Entries with labeled boxes:
┌──

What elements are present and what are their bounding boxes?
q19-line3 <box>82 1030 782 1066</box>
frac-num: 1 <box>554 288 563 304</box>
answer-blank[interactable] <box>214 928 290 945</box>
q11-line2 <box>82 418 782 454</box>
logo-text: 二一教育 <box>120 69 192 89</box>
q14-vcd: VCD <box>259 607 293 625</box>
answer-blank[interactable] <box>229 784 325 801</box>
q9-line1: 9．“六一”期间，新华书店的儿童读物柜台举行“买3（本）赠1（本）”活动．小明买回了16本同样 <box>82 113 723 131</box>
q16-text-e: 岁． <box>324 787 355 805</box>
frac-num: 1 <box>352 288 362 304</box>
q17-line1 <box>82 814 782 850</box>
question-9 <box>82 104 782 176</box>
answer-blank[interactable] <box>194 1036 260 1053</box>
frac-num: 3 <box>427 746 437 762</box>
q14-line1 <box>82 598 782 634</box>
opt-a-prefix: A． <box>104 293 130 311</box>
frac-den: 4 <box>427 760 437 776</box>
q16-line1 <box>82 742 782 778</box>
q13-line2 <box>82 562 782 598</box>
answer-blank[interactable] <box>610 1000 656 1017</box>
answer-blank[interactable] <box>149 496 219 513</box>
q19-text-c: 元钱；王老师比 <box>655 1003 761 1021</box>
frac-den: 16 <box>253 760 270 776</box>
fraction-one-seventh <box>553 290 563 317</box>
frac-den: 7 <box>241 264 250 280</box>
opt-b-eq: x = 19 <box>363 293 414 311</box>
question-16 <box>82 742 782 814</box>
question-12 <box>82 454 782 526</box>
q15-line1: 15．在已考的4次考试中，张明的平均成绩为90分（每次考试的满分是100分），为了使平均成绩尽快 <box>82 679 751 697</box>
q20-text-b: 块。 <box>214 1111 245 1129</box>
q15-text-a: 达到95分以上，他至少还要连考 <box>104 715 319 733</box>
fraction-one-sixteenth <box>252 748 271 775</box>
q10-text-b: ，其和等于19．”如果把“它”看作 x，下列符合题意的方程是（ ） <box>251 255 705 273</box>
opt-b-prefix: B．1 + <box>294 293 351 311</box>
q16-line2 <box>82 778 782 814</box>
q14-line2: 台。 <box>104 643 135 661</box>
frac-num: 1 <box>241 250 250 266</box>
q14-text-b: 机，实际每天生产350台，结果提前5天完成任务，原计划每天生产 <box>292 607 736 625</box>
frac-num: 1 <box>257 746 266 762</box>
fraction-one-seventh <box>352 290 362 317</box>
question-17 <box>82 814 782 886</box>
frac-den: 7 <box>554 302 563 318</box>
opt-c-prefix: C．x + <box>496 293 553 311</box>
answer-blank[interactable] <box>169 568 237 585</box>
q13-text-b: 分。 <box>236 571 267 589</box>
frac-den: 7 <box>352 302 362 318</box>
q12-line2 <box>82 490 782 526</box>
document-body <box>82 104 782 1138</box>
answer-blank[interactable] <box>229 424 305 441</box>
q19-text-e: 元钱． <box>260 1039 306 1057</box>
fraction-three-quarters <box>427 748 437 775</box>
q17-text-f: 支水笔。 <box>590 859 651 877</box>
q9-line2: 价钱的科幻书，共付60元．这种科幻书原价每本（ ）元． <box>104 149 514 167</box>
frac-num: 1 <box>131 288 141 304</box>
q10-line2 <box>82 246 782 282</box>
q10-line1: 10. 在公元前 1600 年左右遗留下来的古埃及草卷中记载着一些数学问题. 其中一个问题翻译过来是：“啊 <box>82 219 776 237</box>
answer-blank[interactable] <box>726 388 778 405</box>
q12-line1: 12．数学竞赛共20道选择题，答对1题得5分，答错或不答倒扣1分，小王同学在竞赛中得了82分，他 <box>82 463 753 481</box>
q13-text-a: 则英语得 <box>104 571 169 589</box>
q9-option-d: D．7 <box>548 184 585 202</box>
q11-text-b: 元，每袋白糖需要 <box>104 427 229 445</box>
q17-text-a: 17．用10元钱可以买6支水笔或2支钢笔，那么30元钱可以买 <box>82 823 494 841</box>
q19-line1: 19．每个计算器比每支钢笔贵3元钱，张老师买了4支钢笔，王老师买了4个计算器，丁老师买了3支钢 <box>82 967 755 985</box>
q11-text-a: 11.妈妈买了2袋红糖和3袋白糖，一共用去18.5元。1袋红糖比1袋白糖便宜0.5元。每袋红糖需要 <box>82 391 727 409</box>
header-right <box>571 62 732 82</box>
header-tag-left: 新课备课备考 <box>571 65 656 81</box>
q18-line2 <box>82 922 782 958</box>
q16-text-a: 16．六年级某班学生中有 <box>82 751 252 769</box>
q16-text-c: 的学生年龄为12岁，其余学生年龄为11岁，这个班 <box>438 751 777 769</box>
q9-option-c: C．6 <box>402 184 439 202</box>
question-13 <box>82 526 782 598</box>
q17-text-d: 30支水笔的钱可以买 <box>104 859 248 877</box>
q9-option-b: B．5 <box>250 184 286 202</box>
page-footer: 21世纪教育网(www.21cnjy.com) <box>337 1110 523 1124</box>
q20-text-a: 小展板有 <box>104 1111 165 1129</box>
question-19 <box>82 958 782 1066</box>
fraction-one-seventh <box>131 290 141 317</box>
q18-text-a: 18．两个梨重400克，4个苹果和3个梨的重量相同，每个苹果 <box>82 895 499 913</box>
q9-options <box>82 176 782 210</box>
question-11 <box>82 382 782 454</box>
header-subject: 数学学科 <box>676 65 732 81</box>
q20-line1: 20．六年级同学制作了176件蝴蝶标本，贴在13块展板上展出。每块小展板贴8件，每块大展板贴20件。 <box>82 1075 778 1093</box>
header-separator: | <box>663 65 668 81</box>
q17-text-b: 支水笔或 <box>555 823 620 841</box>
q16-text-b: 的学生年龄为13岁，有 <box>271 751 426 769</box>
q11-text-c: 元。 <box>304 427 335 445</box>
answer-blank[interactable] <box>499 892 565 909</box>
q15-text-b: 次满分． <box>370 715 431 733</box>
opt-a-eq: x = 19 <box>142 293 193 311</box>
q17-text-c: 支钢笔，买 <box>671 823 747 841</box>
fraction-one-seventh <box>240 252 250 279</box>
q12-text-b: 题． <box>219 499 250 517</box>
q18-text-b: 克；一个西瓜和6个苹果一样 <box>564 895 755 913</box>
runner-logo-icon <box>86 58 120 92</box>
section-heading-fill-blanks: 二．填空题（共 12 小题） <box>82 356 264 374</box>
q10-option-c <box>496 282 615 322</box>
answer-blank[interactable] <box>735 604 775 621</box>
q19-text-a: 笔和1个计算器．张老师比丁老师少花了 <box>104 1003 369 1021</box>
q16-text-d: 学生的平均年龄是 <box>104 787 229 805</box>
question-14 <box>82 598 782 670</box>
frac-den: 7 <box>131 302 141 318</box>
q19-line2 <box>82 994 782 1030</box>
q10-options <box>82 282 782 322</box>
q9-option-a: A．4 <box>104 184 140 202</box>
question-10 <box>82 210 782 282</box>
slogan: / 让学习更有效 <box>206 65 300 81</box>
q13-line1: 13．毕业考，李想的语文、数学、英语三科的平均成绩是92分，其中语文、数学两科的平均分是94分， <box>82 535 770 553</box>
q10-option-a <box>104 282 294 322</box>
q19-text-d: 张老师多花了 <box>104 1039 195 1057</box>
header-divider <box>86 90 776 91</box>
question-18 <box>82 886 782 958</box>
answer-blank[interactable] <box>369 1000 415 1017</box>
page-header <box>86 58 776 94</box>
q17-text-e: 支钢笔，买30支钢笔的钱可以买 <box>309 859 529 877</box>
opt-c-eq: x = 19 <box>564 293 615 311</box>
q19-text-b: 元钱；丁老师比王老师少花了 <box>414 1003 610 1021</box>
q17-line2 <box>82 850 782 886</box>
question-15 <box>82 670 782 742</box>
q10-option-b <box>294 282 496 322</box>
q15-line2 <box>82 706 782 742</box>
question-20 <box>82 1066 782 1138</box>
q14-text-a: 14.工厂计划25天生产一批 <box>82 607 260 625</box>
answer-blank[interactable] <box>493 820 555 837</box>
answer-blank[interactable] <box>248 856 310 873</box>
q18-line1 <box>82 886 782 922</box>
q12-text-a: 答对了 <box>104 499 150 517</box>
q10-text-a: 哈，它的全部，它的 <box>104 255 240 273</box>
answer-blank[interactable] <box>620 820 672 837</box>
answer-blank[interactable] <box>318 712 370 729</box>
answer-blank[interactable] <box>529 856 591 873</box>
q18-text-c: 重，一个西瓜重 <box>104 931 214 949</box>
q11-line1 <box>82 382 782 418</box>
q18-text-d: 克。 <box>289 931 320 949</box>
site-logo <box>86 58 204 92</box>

└──

SHORT PROBLEM. Copy the entries word for word, starting with the first one and ending with the line that contains "logo-text: 二一教育 <box>120 69 192 89</box>".

FINAL ANSWER.
What elements are present and what are their bounding boxes?
q19-line3 <box>82 1030 782 1066</box>
frac-num: 1 <box>554 288 563 304</box>
answer-blank[interactable] <box>214 928 290 945</box>
q11-line2 <box>82 418 782 454</box>
logo-text: 二一教育 <box>120 69 192 89</box>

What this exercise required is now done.